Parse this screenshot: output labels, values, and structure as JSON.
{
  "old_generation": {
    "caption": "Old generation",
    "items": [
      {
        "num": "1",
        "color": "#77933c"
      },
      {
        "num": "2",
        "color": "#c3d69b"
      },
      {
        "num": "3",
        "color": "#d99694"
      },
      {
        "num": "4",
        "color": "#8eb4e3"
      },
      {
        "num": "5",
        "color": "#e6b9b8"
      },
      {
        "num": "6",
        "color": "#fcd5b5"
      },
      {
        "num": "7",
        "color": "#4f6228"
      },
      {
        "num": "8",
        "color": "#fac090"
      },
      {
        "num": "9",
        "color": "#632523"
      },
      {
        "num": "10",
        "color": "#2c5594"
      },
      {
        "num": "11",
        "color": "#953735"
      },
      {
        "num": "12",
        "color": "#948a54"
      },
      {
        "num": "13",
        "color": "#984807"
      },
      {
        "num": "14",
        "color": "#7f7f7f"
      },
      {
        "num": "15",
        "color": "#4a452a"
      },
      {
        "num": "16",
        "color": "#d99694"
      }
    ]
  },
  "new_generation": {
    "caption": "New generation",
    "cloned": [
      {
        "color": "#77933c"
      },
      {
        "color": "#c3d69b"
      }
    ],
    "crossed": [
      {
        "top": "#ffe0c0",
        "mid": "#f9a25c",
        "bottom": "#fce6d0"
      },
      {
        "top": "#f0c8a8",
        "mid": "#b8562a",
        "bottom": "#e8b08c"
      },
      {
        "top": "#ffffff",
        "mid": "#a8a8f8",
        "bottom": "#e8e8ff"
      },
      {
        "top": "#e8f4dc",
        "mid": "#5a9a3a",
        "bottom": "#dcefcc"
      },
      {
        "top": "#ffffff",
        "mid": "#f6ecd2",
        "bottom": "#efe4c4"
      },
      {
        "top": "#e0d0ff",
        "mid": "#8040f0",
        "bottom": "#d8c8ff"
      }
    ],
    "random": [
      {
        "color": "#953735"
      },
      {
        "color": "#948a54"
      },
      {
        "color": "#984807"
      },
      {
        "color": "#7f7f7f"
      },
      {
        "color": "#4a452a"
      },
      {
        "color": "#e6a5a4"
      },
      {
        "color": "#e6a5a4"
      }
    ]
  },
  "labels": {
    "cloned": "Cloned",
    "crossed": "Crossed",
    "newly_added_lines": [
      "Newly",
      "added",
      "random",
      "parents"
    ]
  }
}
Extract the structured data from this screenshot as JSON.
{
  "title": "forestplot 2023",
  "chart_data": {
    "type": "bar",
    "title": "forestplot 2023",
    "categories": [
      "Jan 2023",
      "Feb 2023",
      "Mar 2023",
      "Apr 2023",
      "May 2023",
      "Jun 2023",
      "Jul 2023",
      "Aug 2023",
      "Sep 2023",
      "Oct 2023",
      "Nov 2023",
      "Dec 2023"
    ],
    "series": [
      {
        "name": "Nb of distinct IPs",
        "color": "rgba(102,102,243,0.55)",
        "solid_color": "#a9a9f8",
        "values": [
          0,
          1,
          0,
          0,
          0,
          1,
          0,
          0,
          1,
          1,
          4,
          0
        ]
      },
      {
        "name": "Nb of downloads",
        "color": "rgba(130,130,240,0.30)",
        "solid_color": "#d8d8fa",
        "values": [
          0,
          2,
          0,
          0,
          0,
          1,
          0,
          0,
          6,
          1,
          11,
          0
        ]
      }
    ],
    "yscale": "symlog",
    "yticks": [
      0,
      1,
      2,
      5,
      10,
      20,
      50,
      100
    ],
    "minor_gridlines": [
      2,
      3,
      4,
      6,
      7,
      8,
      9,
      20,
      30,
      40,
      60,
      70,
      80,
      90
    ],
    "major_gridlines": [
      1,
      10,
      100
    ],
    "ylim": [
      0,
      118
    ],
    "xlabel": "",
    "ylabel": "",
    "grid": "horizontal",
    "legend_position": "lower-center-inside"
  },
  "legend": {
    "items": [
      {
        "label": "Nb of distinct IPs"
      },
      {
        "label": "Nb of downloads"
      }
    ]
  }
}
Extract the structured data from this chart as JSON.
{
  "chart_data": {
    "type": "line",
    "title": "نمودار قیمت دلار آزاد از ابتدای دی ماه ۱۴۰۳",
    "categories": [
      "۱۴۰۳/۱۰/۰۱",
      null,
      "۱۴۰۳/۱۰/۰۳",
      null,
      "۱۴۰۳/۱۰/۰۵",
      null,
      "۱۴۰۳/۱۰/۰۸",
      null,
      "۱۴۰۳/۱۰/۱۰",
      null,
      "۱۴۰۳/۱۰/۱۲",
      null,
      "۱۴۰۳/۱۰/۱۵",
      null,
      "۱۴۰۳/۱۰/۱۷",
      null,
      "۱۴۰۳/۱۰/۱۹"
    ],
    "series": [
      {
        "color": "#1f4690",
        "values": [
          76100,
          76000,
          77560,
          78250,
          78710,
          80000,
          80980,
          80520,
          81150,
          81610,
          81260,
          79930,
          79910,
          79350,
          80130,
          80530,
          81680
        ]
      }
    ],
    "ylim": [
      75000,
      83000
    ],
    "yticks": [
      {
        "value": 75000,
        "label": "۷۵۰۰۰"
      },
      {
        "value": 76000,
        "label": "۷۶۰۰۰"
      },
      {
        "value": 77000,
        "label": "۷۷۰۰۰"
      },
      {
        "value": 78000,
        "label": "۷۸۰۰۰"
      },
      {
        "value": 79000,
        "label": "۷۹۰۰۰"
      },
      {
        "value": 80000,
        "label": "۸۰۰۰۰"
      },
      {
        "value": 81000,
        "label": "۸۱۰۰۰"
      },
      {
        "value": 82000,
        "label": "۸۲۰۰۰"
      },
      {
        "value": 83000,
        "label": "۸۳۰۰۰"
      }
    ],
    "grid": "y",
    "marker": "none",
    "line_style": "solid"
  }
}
────────
▶ EXERCISE GOAL: Give back, unchanged, every line from the one with "Extract the structured data from this chart" to the end of the entries above.

▶ SOLUTION FOR THIS EXERCISE:
Extract the structured data from this chart as JSON.
{
  "chart_data": {
    "type": "line",
    "title": "نمودار قیمت دلار آزاد از ابتدای دی ماه ۱۴۰۳",
    "categories": [
      "۱۴۰۳/۱۰/۰۱",
      null,
      "۱۴۰۳/۱۰/۰۳",
      null,
      "۱۴۰۳/۱۰/۰۵",
      null,
      "۱۴۰۳/۱۰/۰۸",
      null,
      "۱۴۰۳/۱۰/۱۰",
      null,
      "۱۴۰۳/۱۰/۱۲",
      null,
      "۱۴۰۳/۱۰/۱۵",
      null,
      "۱۴۰۳/۱۰/۱۷",
      null,
      "۱۴۰۳/۱۰/۱۹"
    ],
    "series": [
      {
        "color": "#1f4690",
        "values": [
          76100,
          76000,
          77560,
          78250,
          78710,
          80000,
          80980,
          80520,
          81150,
          81610,
          81260,
          79930,
          79910,
          79350,
          80130,
          80530,
          81680
        ]
      }
    ],
    "ylim": [
      75000,
      83000
    ],
    "yticks": [
      {
        "value": 75000,
        "label": "۷۵۰۰۰"
      },
      {
        "value": 76000,
        "label": "۷۶۰۰۰"
      },
      {
        "value": 77000,
        "label": "۷۷۰۰۰"
      },
      {
        "value": 78000,
        "label": "۷۸۰۰۰"
      },
      {
        "value": 79000,
        "label": "۷۹۰۰۰"
      },
      {
        "value": 80000,
        "label": "۸۰۰۰۰"
      },
      {
        "value": 81000,
        "label": "۸۱۰۰۰"
      },
      {
        "value": 82000,
        "label": "۸۲۰۰۰"
      },
      {
        "value": 83000,
        "label": "۸۳۰۰۰"
      }
    ],
    "grid": "y",
    "marker": "none",
    "line_style": "solid"
  }
}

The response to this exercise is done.